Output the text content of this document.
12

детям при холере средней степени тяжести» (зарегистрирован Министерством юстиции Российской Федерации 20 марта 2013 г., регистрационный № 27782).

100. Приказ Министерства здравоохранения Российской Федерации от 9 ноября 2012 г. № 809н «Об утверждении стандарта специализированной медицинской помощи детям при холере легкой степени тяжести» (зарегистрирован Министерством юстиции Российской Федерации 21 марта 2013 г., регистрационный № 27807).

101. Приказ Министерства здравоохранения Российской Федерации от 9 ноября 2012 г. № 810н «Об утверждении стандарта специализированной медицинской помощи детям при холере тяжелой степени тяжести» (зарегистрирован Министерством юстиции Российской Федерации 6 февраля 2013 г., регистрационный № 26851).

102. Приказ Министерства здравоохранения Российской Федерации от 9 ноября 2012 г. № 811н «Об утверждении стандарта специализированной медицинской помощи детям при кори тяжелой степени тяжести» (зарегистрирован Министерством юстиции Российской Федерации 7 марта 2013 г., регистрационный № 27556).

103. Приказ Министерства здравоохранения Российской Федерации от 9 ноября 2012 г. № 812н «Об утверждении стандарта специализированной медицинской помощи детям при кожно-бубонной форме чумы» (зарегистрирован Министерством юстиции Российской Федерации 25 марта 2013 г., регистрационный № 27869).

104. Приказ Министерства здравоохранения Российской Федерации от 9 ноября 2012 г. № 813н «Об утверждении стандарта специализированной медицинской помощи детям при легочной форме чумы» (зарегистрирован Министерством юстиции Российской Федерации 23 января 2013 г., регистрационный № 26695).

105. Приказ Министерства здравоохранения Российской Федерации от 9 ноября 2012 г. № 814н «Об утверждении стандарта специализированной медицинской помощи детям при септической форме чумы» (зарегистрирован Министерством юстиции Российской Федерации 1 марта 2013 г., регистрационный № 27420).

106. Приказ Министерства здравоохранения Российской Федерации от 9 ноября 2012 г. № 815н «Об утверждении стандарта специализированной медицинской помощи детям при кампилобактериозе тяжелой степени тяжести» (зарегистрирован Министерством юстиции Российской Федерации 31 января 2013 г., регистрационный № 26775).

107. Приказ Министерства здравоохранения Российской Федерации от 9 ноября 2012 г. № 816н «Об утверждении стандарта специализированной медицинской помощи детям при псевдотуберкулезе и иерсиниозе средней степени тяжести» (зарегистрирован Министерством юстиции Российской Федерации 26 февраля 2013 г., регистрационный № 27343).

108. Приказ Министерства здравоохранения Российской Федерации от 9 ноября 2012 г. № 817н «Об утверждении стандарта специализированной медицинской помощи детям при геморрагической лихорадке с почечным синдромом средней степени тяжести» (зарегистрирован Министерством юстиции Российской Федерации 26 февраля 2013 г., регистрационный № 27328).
==========
*WHAT IS ASKED*. Tally the lines of the records holding the word "тяжелой", then give only the resulting number.

*FULL SOLUTION*. 3